> **Passage**
** START **

We have made such inquiry of the officers of the Company and have
examined such corporate and other records, documents, agreements and
instruments, certificates of officers of the Company and of public officials and
have examined such question so flaw as we have deemed necessary or appropriate
for the purpose of this opinion. In rendering this opinion, we have relied, as
to all questions of fact material to this opinion, upon certificates of public
officials, the Company's transfer agent and officers of the Company and upon the
representations and warranties may by the Purchaser and the Company in the
Purchase Agreement. We have assumed the genuineness of all signatures (other
than those on behalf of the Company) and the authenticity of all documents
submitted to us as originals, the conformity to original documents of all
documents submitted to us as copies, whether certified or not, the authenticity
of the originals of such latter documents and the legal capacity of all natural
persons.

** END **

> **Data lines**

** START **

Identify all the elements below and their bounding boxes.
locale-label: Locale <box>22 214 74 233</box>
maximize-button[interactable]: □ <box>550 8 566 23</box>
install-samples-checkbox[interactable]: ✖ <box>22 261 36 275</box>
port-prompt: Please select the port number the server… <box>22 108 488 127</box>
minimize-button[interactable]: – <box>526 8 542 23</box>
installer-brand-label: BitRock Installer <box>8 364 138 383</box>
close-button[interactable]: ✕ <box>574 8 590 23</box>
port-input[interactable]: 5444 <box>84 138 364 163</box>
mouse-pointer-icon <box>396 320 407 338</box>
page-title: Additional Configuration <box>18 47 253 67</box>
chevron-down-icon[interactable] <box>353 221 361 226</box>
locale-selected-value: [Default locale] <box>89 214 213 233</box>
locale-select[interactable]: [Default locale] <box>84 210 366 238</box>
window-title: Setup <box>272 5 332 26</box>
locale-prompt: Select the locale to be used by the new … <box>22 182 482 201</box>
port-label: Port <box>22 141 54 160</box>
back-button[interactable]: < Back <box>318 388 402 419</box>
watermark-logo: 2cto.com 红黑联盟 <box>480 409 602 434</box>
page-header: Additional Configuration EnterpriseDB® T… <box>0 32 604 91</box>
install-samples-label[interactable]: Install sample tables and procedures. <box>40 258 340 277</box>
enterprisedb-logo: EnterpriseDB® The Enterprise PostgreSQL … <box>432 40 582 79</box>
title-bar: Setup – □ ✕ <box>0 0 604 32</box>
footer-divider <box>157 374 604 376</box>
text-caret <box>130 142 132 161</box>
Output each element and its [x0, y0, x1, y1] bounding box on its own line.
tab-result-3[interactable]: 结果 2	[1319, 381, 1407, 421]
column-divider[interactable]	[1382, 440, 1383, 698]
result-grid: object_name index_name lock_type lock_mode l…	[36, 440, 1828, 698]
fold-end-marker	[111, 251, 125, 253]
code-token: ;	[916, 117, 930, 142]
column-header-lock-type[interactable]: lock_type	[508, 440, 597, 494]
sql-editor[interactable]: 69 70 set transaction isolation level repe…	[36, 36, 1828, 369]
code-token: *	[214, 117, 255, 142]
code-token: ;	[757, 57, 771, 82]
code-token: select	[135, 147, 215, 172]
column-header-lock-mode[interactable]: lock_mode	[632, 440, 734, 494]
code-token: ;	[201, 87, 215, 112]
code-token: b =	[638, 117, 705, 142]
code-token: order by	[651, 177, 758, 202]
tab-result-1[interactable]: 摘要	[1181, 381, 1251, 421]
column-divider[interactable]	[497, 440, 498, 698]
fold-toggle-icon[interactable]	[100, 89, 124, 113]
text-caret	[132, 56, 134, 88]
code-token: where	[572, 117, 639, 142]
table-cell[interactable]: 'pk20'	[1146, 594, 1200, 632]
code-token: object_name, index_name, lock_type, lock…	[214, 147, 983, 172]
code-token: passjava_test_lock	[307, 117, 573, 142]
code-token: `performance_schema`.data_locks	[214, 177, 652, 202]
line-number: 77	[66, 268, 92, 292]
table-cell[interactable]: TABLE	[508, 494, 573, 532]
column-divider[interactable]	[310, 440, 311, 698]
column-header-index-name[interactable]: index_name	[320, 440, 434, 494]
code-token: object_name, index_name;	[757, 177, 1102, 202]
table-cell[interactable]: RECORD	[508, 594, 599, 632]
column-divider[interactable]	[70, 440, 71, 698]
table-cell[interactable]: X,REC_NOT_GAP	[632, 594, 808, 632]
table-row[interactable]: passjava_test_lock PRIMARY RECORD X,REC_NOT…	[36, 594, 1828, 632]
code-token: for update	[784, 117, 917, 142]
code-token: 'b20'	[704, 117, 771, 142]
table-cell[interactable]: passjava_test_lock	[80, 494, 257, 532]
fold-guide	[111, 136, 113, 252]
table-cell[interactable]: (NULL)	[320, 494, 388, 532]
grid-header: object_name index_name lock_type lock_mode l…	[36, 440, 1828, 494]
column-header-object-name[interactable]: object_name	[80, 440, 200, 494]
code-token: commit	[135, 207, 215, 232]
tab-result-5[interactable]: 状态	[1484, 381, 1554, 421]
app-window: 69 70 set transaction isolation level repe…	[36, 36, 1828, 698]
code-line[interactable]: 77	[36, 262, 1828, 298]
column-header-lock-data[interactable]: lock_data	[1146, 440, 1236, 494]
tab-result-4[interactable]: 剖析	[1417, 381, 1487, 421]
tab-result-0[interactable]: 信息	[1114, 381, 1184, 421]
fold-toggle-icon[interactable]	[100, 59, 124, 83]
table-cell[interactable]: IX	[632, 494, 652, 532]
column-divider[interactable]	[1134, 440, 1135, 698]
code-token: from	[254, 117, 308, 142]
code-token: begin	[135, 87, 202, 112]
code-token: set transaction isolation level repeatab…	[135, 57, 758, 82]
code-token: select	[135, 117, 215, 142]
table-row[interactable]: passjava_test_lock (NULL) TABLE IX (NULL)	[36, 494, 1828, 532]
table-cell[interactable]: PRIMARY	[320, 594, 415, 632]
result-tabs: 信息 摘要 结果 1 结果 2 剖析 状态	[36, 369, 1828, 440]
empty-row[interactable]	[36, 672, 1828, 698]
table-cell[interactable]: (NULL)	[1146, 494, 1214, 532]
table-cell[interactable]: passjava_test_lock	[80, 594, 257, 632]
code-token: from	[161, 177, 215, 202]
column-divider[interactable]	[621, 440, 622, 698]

** END **

> **Aim**
From the opinion excerpt:
1. Whose signatures are left out of the assumption of genuineness?
2. Besides certificates, on what did the firm rely for questions of fact?
3. Whose legal capacity is assumed?
Rely only on the opinion excerpt.

> **Output**
1. Signatures on behalf of the Company.
2. The representations and warranties in the Purchase Agreement.
3. All natural persons.